====== EXERCISE MATERIAL ======
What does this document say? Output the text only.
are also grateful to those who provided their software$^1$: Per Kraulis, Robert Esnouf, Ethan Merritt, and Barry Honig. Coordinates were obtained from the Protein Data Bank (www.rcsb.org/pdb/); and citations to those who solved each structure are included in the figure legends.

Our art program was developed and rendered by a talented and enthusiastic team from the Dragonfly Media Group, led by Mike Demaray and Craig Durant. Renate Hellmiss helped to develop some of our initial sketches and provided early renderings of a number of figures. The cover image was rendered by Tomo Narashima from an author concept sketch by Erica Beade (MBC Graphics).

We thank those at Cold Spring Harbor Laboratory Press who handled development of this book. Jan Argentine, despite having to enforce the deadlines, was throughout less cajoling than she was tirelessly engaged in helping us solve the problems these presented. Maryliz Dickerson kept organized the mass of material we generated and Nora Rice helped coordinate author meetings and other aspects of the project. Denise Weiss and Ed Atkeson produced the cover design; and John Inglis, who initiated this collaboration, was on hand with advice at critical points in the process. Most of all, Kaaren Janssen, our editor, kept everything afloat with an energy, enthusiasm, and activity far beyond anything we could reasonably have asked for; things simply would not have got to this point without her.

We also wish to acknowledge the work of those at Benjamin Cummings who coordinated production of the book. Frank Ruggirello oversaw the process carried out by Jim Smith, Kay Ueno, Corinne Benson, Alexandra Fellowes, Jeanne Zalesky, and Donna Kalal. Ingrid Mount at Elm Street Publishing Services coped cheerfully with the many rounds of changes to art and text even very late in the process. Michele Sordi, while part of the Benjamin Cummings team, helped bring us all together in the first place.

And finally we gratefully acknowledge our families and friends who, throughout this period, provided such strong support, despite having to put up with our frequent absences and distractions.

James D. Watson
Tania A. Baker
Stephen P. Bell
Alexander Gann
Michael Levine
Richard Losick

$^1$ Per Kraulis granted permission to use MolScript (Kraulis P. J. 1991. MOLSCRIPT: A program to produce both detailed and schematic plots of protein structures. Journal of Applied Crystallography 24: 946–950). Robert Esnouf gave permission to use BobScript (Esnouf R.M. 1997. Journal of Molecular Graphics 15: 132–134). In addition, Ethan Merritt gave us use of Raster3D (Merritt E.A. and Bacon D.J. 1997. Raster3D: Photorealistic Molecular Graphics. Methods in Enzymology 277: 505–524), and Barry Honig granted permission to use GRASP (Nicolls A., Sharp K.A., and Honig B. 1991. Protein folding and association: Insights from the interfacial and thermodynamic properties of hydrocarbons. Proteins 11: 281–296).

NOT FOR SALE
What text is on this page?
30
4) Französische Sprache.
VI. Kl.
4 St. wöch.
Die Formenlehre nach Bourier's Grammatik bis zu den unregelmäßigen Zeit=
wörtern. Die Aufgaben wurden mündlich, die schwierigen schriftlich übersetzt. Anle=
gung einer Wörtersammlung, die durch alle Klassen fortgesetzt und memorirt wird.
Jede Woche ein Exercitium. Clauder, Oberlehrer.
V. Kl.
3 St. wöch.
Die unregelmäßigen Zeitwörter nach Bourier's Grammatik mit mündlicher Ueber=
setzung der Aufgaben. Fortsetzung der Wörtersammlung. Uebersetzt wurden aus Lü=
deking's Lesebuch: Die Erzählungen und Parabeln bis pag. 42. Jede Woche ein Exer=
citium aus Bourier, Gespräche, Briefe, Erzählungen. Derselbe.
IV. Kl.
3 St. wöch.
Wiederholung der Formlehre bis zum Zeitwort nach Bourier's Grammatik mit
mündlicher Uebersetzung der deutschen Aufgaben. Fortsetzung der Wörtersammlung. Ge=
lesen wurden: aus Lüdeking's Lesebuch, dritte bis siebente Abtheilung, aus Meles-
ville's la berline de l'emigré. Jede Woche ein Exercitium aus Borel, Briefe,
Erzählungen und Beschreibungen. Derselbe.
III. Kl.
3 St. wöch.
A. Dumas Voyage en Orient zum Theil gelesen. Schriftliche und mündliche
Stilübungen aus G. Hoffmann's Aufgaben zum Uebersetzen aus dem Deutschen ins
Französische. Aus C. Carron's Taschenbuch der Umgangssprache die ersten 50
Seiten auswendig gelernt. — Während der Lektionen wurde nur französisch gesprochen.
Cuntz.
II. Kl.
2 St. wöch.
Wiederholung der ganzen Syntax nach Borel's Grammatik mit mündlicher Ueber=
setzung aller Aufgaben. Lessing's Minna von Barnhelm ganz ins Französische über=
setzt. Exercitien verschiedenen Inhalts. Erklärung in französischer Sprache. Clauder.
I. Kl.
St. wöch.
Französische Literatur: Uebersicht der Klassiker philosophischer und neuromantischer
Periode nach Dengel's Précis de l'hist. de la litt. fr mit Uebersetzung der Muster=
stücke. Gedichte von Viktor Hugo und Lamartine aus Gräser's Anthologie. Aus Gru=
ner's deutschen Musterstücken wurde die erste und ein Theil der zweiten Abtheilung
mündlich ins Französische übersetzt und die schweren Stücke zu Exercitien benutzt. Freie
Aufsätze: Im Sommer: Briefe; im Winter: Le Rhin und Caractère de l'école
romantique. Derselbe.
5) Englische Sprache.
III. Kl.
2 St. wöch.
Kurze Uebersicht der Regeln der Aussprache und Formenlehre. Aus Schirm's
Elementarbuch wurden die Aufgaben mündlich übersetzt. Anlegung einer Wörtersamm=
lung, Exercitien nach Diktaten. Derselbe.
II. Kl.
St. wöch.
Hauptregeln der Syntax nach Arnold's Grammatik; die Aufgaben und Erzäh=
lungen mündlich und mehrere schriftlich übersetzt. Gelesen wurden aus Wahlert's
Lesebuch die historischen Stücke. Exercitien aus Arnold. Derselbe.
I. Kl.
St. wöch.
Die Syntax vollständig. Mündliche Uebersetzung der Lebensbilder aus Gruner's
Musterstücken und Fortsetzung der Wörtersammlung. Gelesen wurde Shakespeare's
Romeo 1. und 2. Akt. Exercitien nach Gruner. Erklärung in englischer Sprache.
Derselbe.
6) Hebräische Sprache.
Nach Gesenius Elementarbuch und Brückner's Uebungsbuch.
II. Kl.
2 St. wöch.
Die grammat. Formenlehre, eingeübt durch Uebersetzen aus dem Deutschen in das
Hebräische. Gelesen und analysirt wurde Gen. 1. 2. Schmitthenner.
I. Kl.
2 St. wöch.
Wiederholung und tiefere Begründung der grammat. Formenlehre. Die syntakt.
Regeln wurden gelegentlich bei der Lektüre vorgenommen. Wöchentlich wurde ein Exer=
======
TASK DESCRIPTION. Reproduce each line of the material above precisely.

SOLUTION.
What does this document say? Output the text only.
are also grateful to those who provided their software$^1$: Per Kraulis, Robert Esnouf, Ethan Merritt, and Barry Honig. Coordinates were obtained from the Protein Data Bank (www.rcsb.org/pdb/); and citations to those who solved each structure are included in the figure legends.

Our art program was developed and rendered by a talented and enthusiastic team from the Dragonfly Media Group, led by Mike Demaray and Craig Durant. Renate Hellmiss helped to develop some of our initial sketches and provided early renderings of a number of figures. The cover image was rendered by Tomo Narashima from an author concept sketch by Erica Beade (MBC Graphics).

We thank those at Cold Spring Harbor Laboratory Press who handled development of this book. Jan Argentine, despite having to enforce the deadlines, was throughout less cajoling than she was tirelessly engaged in helping us solve the problems these presented. Maryliz Dickerson kept organized the mass of material we generated and Nora Rice helped coordinate author meetings and other aspects of the project. Denise Weiss and Ed Atkeson produced the cover design; and John Inglis, who initiated this collaboration, was on hand with advice at critical points in the process. Most of all, Kaaren Janssen, our editor, kept everything afloat with an energy, enthusiasm, and activity far beyond anything we could reasonably have asked for; things simply would not have got to this point without her.

We also wish to acknowledge the work of those at Benjamin Cummings who coordinated production of the book. Frank Ruggirello oversaw the process carried out by Jim Smith, Kay Ueno, Corinne Benson, Alexandra Fellowes, Jeanne Zalesky, and Donna Kalal. Ingrid Mount at Elm Street Publishing Services coped cheerfully with the many rounds of changes to art and text even very late in the process. Michele Sordi, while part of the Benjamin Cummings team, helped bring us all together in the first place.

And finally we gratefully acknowledge our families and friends who, throughout this period, provided such strong support, despite having to put up with our frequent absences and distractions.

James D. Watson
Tania A. Baker
Stephen P. Bell
Alexander Gann
Michael Levine
Richard Losick

$^1$ Per Kraulis granted permission to use MolScript (Kraulis P. J. 1991. MOLSCRIPT: A program to produce both detailed and schematic plots of protein structures. Journal of Applied Crystallography 24: 946–950). Robert Esnouf gave permission to use BobScript (Esnouf R.M. 1997. Journal of Molecular Graphics 15: 132–134). In addition, Ethan Merritt gave us use of Raster3D (Merritt E.A. and Bacon D.J. 1997. Raster3D: Photorealistic Molecular Graphics. Methods in Enzymology 277: 505–524), and Barry Honig granted permission to use GRASP (Nicolls A., Sharp K.A., and Honig B. 1991. Protein folding and association: Insights from the interfacial and thermodynamic properties of hydrocarbons. Proteins 11: 281–296).

NOT FOR SALE
What text is on this page?
30
4) Französische Sprache.
VI. Kl.
4 St. wöch.
Die Formenlehre nach Bourier's Grammatik bis zu den unregelmäßigen Zeit=
wörtern. Die Aufgaben wurden mündlich, die schwierigen schriftlich übersetzt. Anle=
gung einer Wörtersammlung, die durch alle Klassen fortgesetzt und memorirt wird.
Jede Woche ein Exercitium. Clauder, Oberlehrer.
V. Kl.
3 St. wöch.
Die unregelmäßigen Zeitwörter nach Bourier's Grammatik mit mündlicher Ueber=
setzung der Aufgaben. Fortsetzung der Wörtersammlung. Uebersetzt wurden aus Lü=
deking's Lesebuch: Die Erzählungen und Parabeln bis pag. 42. Jede Woche ein Exer=
citium aus Bourier, Gespräche, Briefe, Erzählungen. Derselbe.
IV. Kl.
3 St. wöch.
Wiederholung der Formlehre bis zum Zeitwort nach Bourier's Grammatik mit
mündlicher Uebersetzung der deutschen Aufgaben. Fortsetzung der Wörtersammlung. Ge=
lesen wurden: aus Lüdeking's Lesebuch, dritte bis siebente Abtheilung, aus Meles-
ville's la berline de l'emigré. Jede Woche ein Exercitium aus Borel, Briefe,
Erzählungen und Beschreibungen. Derselbe.
III. Kl.
3 St. wöch.
A. Dumas Voyage en Orient zum Theil gelesen. Schriftliche und mündliche
Stilübungen aus G. Hoffmann's Aufgaben zum Uebersetzen aus dem Deutschen ins
Französische. Aus C. Carron's Taschenbuch der Umgangssprache die ersten 50
Seiten auswendig gelernt. — Während der Lektionen wurde nur französisch gesprochen.
Cuntz.
II. Kl.
2 St. wöch.
Wiederholung der ganzen Syntax nach Borel's Grammatik mit mündlicher Ueber=
setzung aller Aufgaben. Lessing's Minna von Barnhelm ganz ins Französische über=
setzt. Exercitien verschiedenen Inhalts. Erklärung in französischer Sprache. Clauder.
I. Kl.
St. wöch.
Französische Literatur: Uebersicht der Klassiker philosophischer und neuromantischer
Periode nach Dengel's Précis de l'hist. de la litt. fr mit Uebersetzung der Muster=
stücke. Gedichte von Viktor Hugo und Lamartine aus Gräser's Anthologie. Aus Gru=
ner's deutschen Musterstücken wurde die erste und ein Theil der zweiten Abtheilung
mündlich ins Französische übersetzt und die schweren Stücke zu Exercitien benutzt. Freie
Aufsätze: Im Sommer: Briefe; im Winter: Le Rhin und Caractère de l'école
romantique. Derselbe.
5) Englische Sprache.
III. Kl.
2 St. wöch.
Kurze Uebersicht der Regeln der Aussprache und Formenlehre. Aus Schirm's
Elementarbuch wurden die Aufgaben mündlich übersetzt. Anlegung einer Wörtersamm=
lung, Exercitien nach Diktaten. Derselbe.
II. Kl.
St. wöch.
Hauptregeln der Syntax nach Arnold's Grammatik; die Aufgaben und Erzäh=
lungen mündlich und mehrere schriftlich übersetzt. Gelesen wurden aus Wahlert's
Lesebuch die historischen Stücke. Exercitien aus Arnold. Derselbe.
I. Kl.
St. wöch.
Die Syntax vollständig. Mündliche Uebersetzung der Lebensbilder aus Gruner's
Musterstücken und Fortsetzung der Wörtersammlung. Gelesen wurde Shakespeare's
Romeo 1. und 2. Akt. Exercitien nach Gruner. Erklärung in englischer Sprache.
Derselbe.
6) Hebräische Sprache.
Nach Gesenius Elementarbuch und Brückner's Uebungsbuch.
II. Kl.
2 St. wöch.
Die grammat. Formenlehre, eingeübt durch Uebersetzen aus dem Deutschen in das
Hebräische. Gelesen und analysirt wurde Gen. 1. 2. Schmitthenner.
I. Kl.
2 St. wöch.
Wiederholung und tiefere Begründung der grammat. Formenlehre. Die syntakt.
Regeln wurden gelegentlich bei der Lektüre vorgenommen. Wöchentlich wurde ein Exer=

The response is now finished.